◆ Task details
Separate out the lines that hold "JSON".

◆ Information given

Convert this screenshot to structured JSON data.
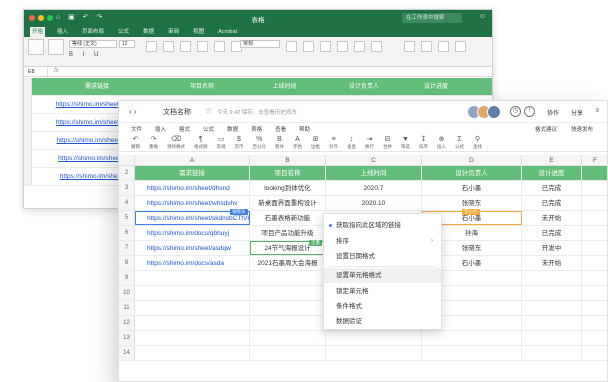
{
  "bg": {
    "doc_title": "表格",
    "quick_access": "⌂ ▣ ↶ ↷",
    "search_placeholder": "在工作表中搜索",
    "account": "☺",
    "tabs": [
      "开始",
      "插入",
      "页面布局",
      "公式",
      "数据",
      "审阅",
      "视图",
      "Acrobat"
    ],
    "font_name": "等线 (正文)",
    "font_size": "12",
    "format_glyphs": "B I U",
    "number_format": "常规",
    "cell_ref": "E8",
    "fx": "fx",
    "headers": [
      "需求链接",
      "项目名称",
      "上线时间",
      "设计负责人",
      "设计进度"
    ],
    "rows": [
      {
        "link": "https://shimo.im/sheet/dhsnd",
        "name": "looking到体优化",
        "date": "2020.7",
        "owner": "石小墨",
        "status": "已完成"
      },
      {
        "link": "https://shimo.im/sheet/lsjsksl",
        "name": "",
        "date": "",
        "owner": "",
        "status": ""
      },
      {
        "link": "https://shimo.im/sheet/lsjsks",
        "name": "",
        "date": "",
        "owner": "",
        "status": ""
      },
      {
        "link": "https://shimo.im/sheet/lsjsk",
        "name": "",
        "date": "",
        "owner": "",
        "status": ""
      },
      {
        "link": "https://shimo.im/sheet/lsjs",
        "name": "",
        "date": "",
        "owner": "",
        "status": ""
      }
    ]
  },
  "fg": {
    "nav": "‹   ›",
    "title": "文档名称",
    "star": "☆",
    "saved": "今天 9:42 保存，去查看历史修改",
    "buttons": {
      "collab": "协作",
      "share": "分享"
    },
    "menu": [
      "文件",
      "插入",
      "格式",
      "公式",
      "数据",
      "表格",
      "查看",
      "帮助"
    ],
    "menu_right": [
      "格式建议",
      "快速发布"
    ],
    "toolbar": [
      {
        "g": "↶",
        "l": "撤销"
      },
      {
        "g": "↷",
        "l": "重做"
      },
      {
        "g": "⌫",
        "l": "清除格式"
      },
      {
        "g": "¶",
        "l": "格式刷"
      },
      {
        "g": "▭",
        "l": "常规"
      },
      {
        "g": "$",
        "l": "货币"
      },
      {
        "g": "%",
        "l": "百分比"
      },
      {
        "g": "B",
        "l": "粗体"
      },
      {
        "g": "A",
        "l": "字色"
      },
      {
        "g": "⊞",
        "l": "边框"
      },
      {
        "g": "≡",
        "l": "对齐"
      },
      {
        "g": "↕",
        "l": "垂直"
      },
      {
        "g": "⇥",
        "l": "换行"
      },
      {
        "g": "⊟",
        "l": "合并"
      },
      {
        "g": "▼",
        "l": "筛选"
      },
      {
        "g": "↧",
        "l": "排序"
      },
      {
        "g": "⊕",
        "l": "插入"
      },
      {
        "g": "Σ",
        "l": "公式"
      },
      {
        "g": "⚲",
        "l": "查找"
      }
    ],
    "col_letters": [
      "A",
      "B",
      "C",
      "D",
      "E",
      "F"
    ],
    "headers": [
      "需求链接",
      "项目名称",
      "上线时间",
      "设计负责人",
      "设计进度"
    ],
    "rows": [
      {
        "n": "2",
        "header": true
      },
      {
        "n": "3",
        "link": "https://shimo.im/sheet/dhsnd",
        "name": "looking到体优化",
        "date": "2020.7",
        "owner": "石小墨",
        "status": "已完成"
      },
      {
        "n": "4",
        "link": "https://shimo.im/sheet/whsdvhv",
        "name": "新桌面界面重构设计",
        "date": "2020.10",
        "owner": "张晓东",
        "status": "已完成"
      },
      {
        "n": "5",
        "link": "https://shimo.im/sheet/skdnsbCTtVKh",
        "name": "石墨表格新功能",
        "date": "",
        "owner": "石小墨",
        "status": "未开始"
      },
      {
        "n": "6",
        "link": "https://shimo.im/docs/qbhuyj",
        "name": "项目产品功能升级",
        "date": "",
        "owner": "孙海",
        "status": "已完成"
      },
      {
        "n": "7",
        "link": "https://shimo.im/sheet/asdqw",
        "name": "24节气海报设计",
        "date": "",
        "owner": "张晓东",
        "status": "开发中"
      },
      {
        "n": "8",
        "link": "https://shimo.im/docs/asda",
        "name": "2021石墨周大会海报",
        "date": "",
        "owner": "石小墨",
        "status": "未开始"
      },
      {
        "n": "9"
      },
      {
        "n": "10"
      },
      {
        "n": "11"
      },
      {
        "n": "12"
      },
      {
        "n": "13"
      },
      {
        "n": "14"
      }
    ],
    "tags": {
      "cursor_a": "张晓东",
      "cursor_b": "李小兰",
      "cursor_c": "王鑫"
    },
    "context_menu": [
      "获取指向此区域的链接",
      "排序",
      "设置日期格式",
      "设置单元格格式",
      "锁定单元格",
      "条件格式",
      "数据验证"
    ]
  },
  "colors": {
    "header_green": "#63be7b",
    "excel_green": "#1f7244",
    "link_blue": "#1a56d6",
    "select_blue": "#3f7fe0"
  }
}
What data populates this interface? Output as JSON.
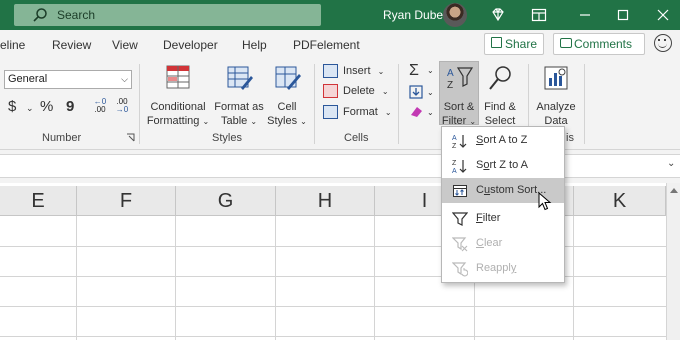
{
  "titlebar": {
    "search_placeholder": "Search",
    "user_name": "Ryan Dube",
    "bg_color": "#217346"
  },
  "tabs": [
    "eline",
    "Review",
    "View",
    "Developer",
    "Help",
    "PDFelement"
  ],
  "actions": {
    "share": "Share",
    "comments": "Comments"
  },
  "number_group": {
    "format_value": "General",
    "currency": "$",
    "percent": "%",
    "comma": "9",
    "inc_decimal_top": "←0",
    "inc_decimal_bottom": ".00",
    "dec_decimal_top": ".00",
    "dec_decimal_bottom": "→0",
    "label": "Number"
  },
  "styles_group": {
    "conditional_line1": "Conditional",
    "conditional_line2": "Formatting",
    "format_table_line1": "Format as",
    "format_table_line2": "Table",
    "cell_styles_line1": "Cell",
    "cell_styles_line2": "Styles",
    "label": "Styles"
  },
  "cells_group": {
    "insert": "Insert",
    "delete": "Delete",
    "format": "Format",
    "label": "Cells"
  },
  "editing_group": {
    "sort_filter_line1": "Sort &",
    "sort_filter_line2": "Filter",
    "find_select_line1": "Find &",
    "find_select_line2": "Select",
    "label_tail": "is"
  },
  "analysis_group": {
    "analyze_line1": "Analyze",
    "analyze_line2": "Data"
  },
  "columns": [
    "E",
    "F",
    "G",
    "H",
    "I",
    "K"
  ],
  "sort_menu": {
    "items": [
      {
        "key": "S",
        "rest": "ort A to Z",
        "icon": "sort-a-to-z-icon",
        "state": "normal"
      },
      {
        "key": "o",
        "pre": "S",
        "rest": "rt Z to A",
        "icon": "sort-z-to-a-icon",
        "state": "normal"
      },
      {
        "key": "U",
        "pre": "C",
        "rest": "stom Sort...",
        "icon": "custom-sort-icon",
        "state": "hover"
      },
      {
        "key": "F",
        "rest": "ilter",
        "icon": "filter-icon",
        "state": "normal"
      },
      {
        "key": "C",
        "rest": "lear",
        "icon": "clear-filter-icon",
        "state": "disabled"
      },
      {
        "key": "y",
        "pre": "Reappl",
        "rest": "",
        "icon": "reapply-icon",
        "state": "disabled"
      }
    ]
  }
}
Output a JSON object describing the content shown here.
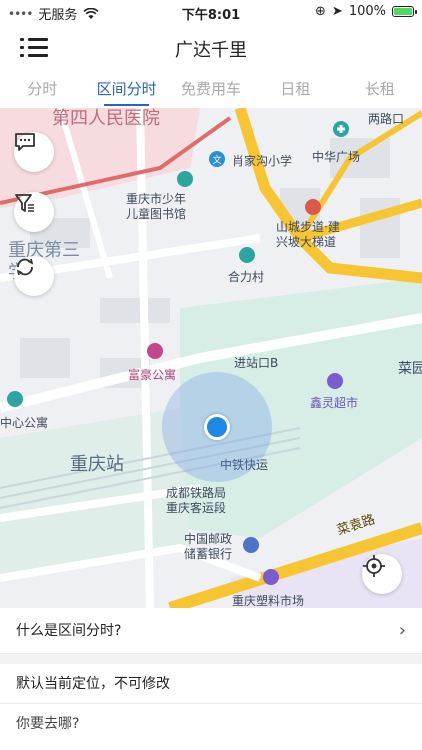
{
  "status_bar": {
    "carrier": "无服务",
    "time": "下午8:01",
    "battery": "100%"
  },
  "header": {
    "title": "广达千里"
  },
  "tabs": [
    {
      "label": "分时",
      "active": false
    },
    {
      "label": "区间分时",
      "active": true
    },
    {
      "label": "免费用车",
      "active": false
    },
    {
      "label": "日租",
      "active": false
    },
    {
      "label": "长租",
      "active": false
    }
  ],
  "map": {
    "labels": {
      "hospital": "第四人民医院",
      "road_top": "两路口",
      "school_primary": "肖家沟小学",
      "zhonghua_square": "中华广场",
      "children_library": "重庆市少年\n儿童图书馆",
      "shancheng": "山城步道·建\n兴坡大梯道",
      "third_school": "重庆第三\n学校",
      "hehe_village": "合力村",
      "entrance_b": "进站口B",
      "caiyuan": "菜园",
      "fuhao": "富豪公寓",
      "xinling": "鑫灵超市",
      "center_apartment": "中心公寓",
      "station": "重庆站",
      "zhongtie": "中铁快运",
      "chengdu_railway": "成都铁路局\n重庆客运段",
      "postal_bank": "中国邮政\n储蓄银行",
      "caiyuan_road": "菜袁路",
      "plastic_market": "重庆塑料市场"
    },
    "accent_color": "#1e88e5"
  },
  "panel": {
    "what_is": "什么是区间分时?",
    "default_location": "默认当前定位，不可修改",
    "where_to": "你要去哪?"
  }
}
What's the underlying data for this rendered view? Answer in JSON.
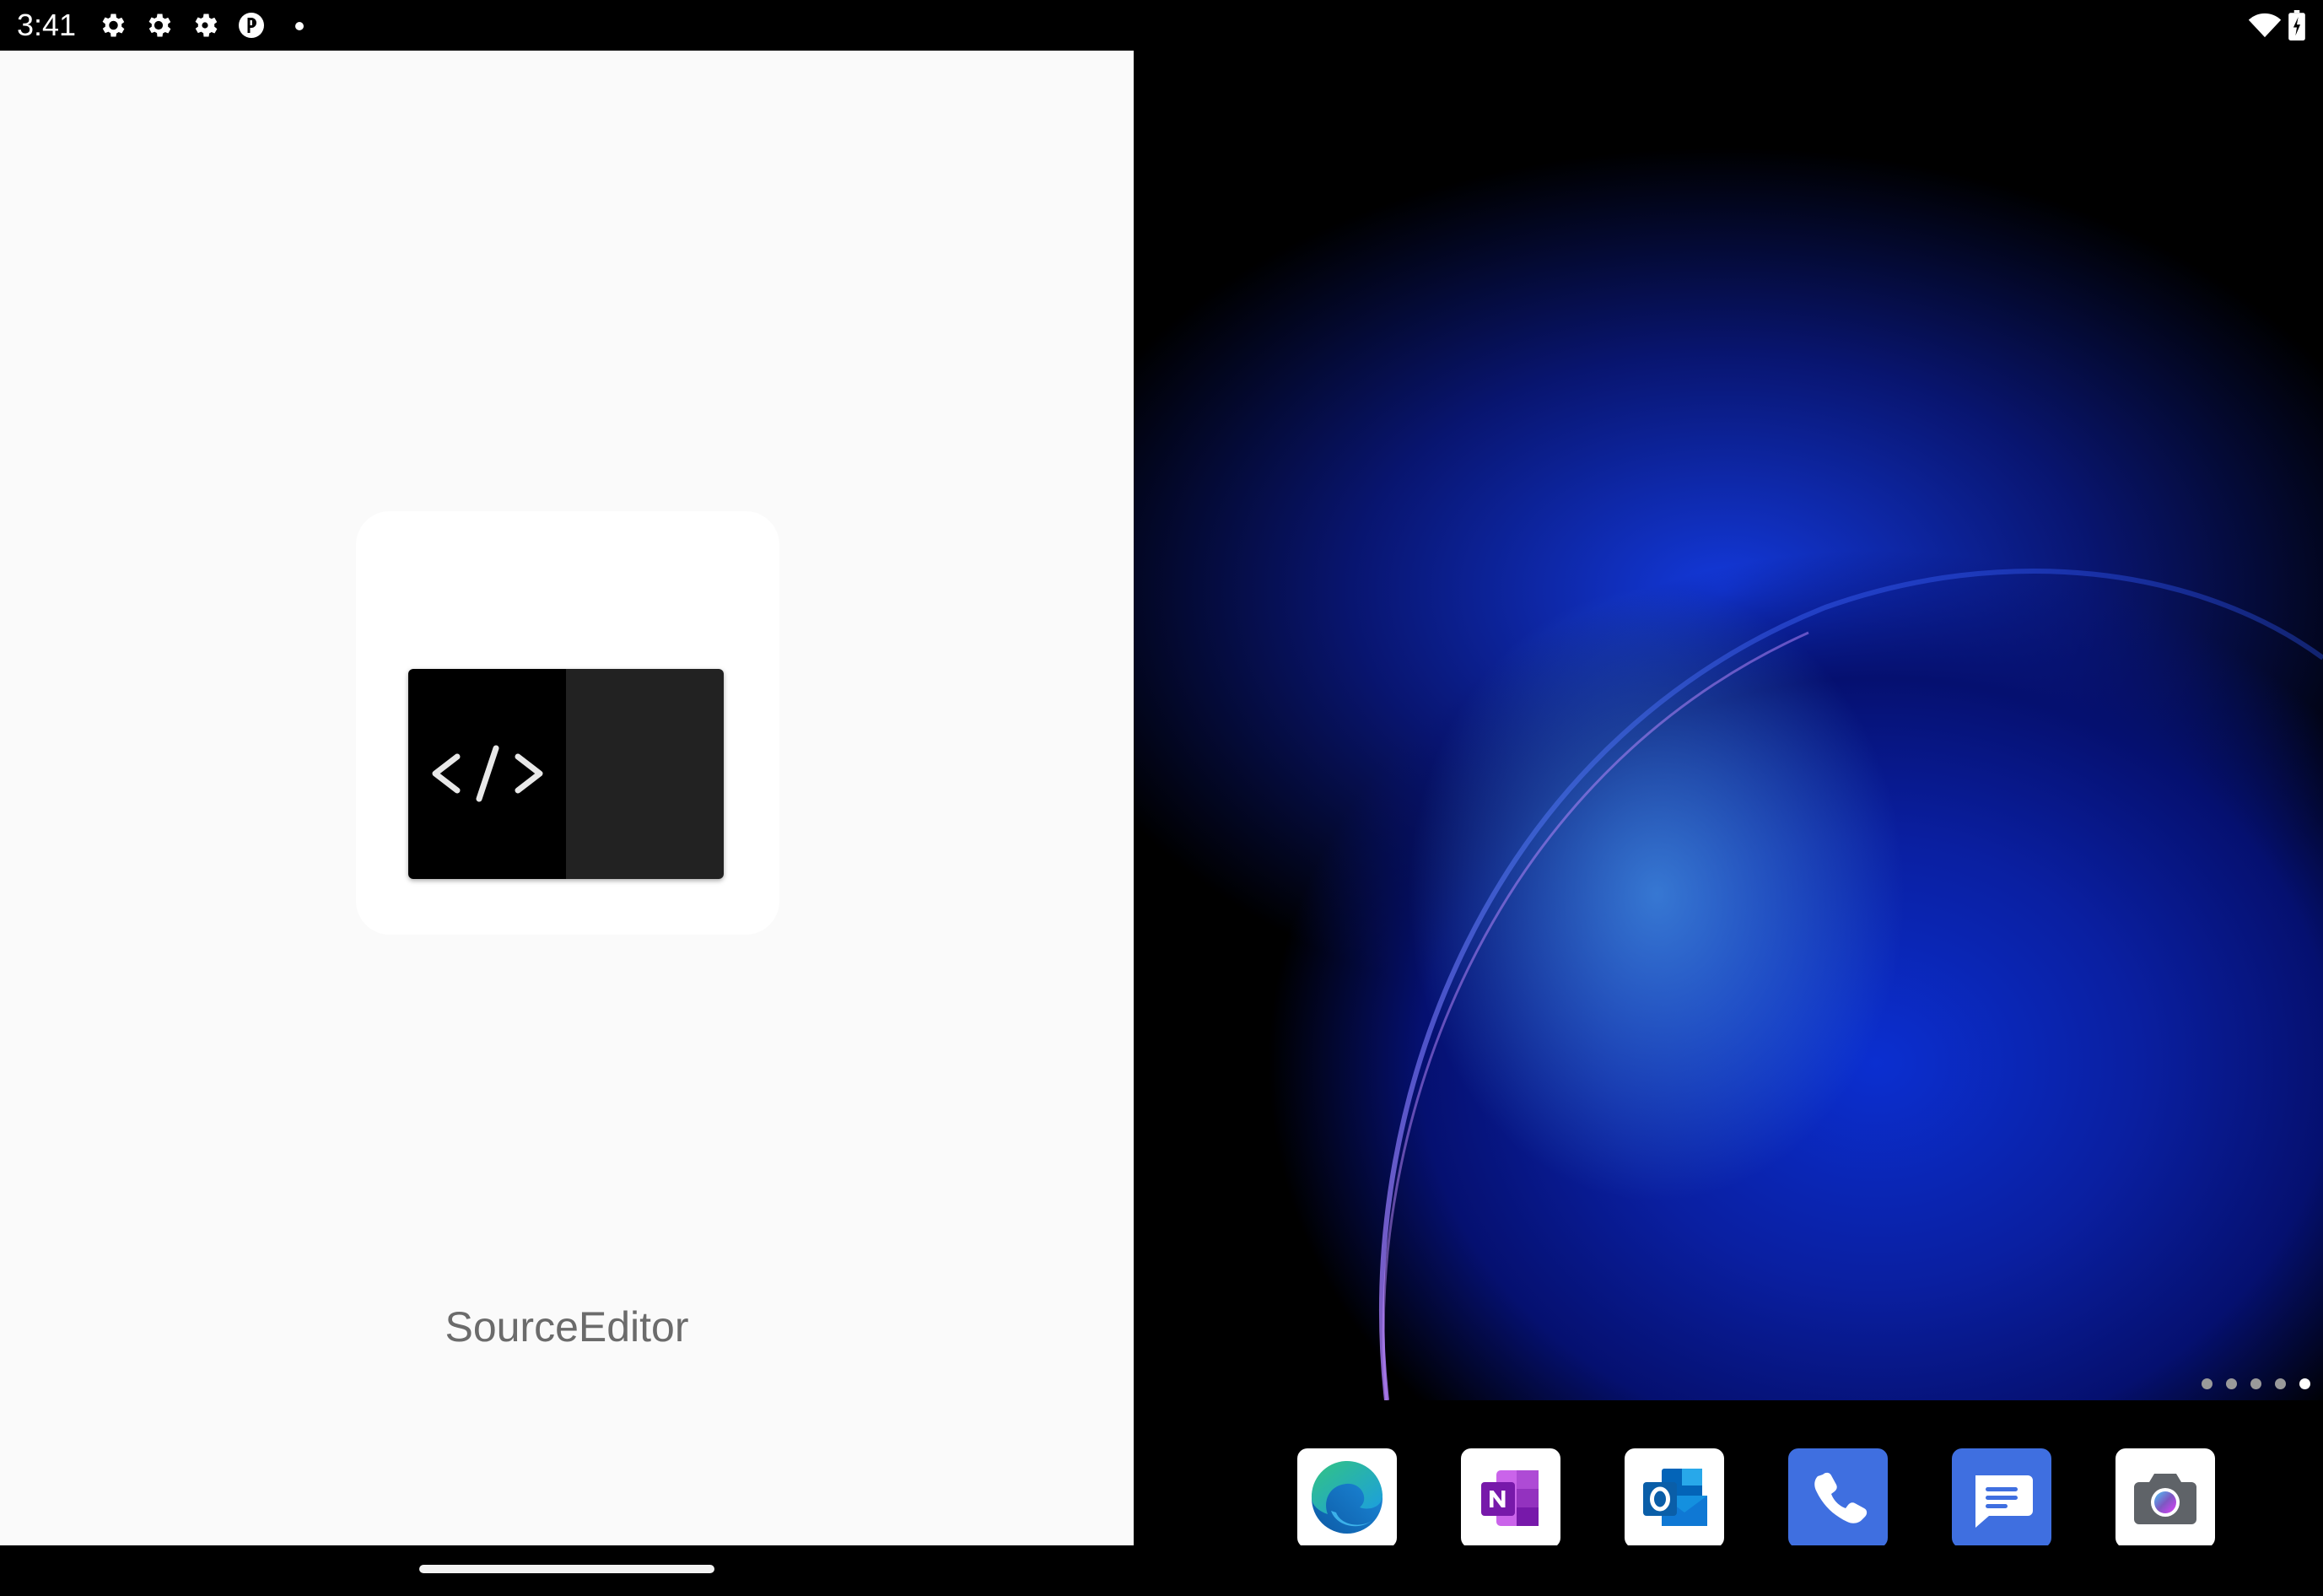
{
  "status_bar": {
    "time": "3:41",
    "left_icons": [
      "settings-gear-icon",
      "settings-gear-icon",
      "settings-cog-icon",
      "app-notification-icon",
      "notification-dot-icon"
    ],
    "right_icons": [
      "wifi-icon",
      "battery-icon"
    ]
  },
  "splash": {
    "app_icon": "code-editor-icon",
    "app_name": "SourceEditor"
  },
  "home": {
    "page_indicator": {
      "pages": 5,
      "current": 5
    },
    "dock_apps": [
      {
        "name": "Microsoft Edge",
        "icon": "edge-icon"
      },
      {
        "name": "OneNote",
        "icon": "onenote-icon"
      },
      {
        "name": "Outlook",
        "icon": "outlook-icon"
      },
      {
        "name": "Phone",
        "icon": "phone-icon"
      },
      {
        "name": "Messages",
        "icon": "messages-icon"
      },
      {
        "name": "Camera",
        "icon": "camera-icon"
      }
    ]
  },
  "colors": {
    "accent_blue": "#3f6fe0",
    "splash_background": "#fafafa",
    "app_name_text": "#6b6b6b"
  }
}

◆ Result below
Convert this screenshot to structured JSON data.
What data populates this interface? Output as JSON.
Output a JSON object describing the content shown here.
What's the underlying data for this rendered view? Answer in JSON.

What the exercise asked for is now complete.